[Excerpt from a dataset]
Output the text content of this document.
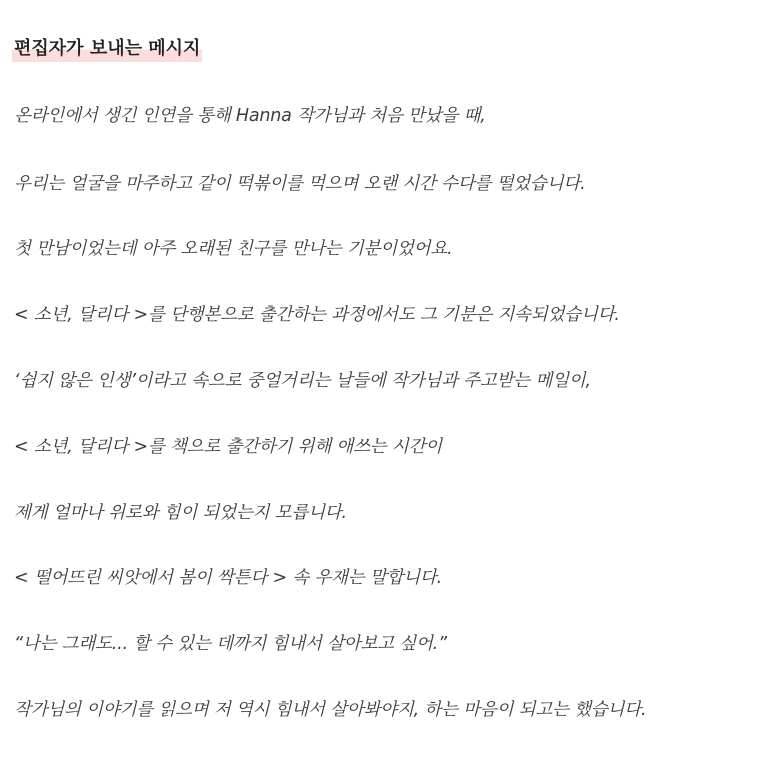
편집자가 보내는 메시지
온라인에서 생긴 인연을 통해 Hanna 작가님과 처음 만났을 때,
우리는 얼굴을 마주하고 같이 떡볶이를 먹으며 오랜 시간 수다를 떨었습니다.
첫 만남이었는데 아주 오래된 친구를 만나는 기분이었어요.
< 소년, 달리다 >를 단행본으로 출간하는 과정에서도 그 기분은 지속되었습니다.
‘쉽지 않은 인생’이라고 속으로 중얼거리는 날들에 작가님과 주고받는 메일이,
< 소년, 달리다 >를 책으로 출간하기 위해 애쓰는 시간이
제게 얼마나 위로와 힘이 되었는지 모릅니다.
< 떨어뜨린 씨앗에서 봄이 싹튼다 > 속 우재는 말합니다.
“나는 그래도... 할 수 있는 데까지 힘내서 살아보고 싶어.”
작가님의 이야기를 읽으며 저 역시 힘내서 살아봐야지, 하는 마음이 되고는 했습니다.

Problem description
Leave out the pictures and transcribe the entries above exactly.

The reply
Output the text content of this document.
편집자가 보내는 메시지
온라인에서 생긴 인연을 통해 Hanna 작가님과 처음 만났을 때,
우리는 얼굴을 마주하고 같이 떡볶이를 먹으며 오랜 시간 수다를 떨었습니다.
첫 만남이었는데 아주 오래된 친구를 만나는 기분이었어요.
< 소년, 달리다 >를 단행본으로 출간하는 과정에서도 그 기분은 지속되었습니다.
‘쉽지 않은 인생’이라고 속으로 중얼거리는 날들에 작가님과 주고받는 메일이,
< 소년, 달리다 >를 책으로 출간하기 위해 애쓰는 시간이
제게 얼마나 위로와 힘이 되었는지 모릅니다.
< 떨어뜨린 씨앗에서 봄이 싹튼다 > 속 우재는 말합니다.
“나는 그래도... 할 수 있는 데까지 힘내서 살아보고 싶어.”
작가님의 이야기를 읽으며 저 역시 힘내서 살아봐야지, 하는 마음이 되고는 했습니다.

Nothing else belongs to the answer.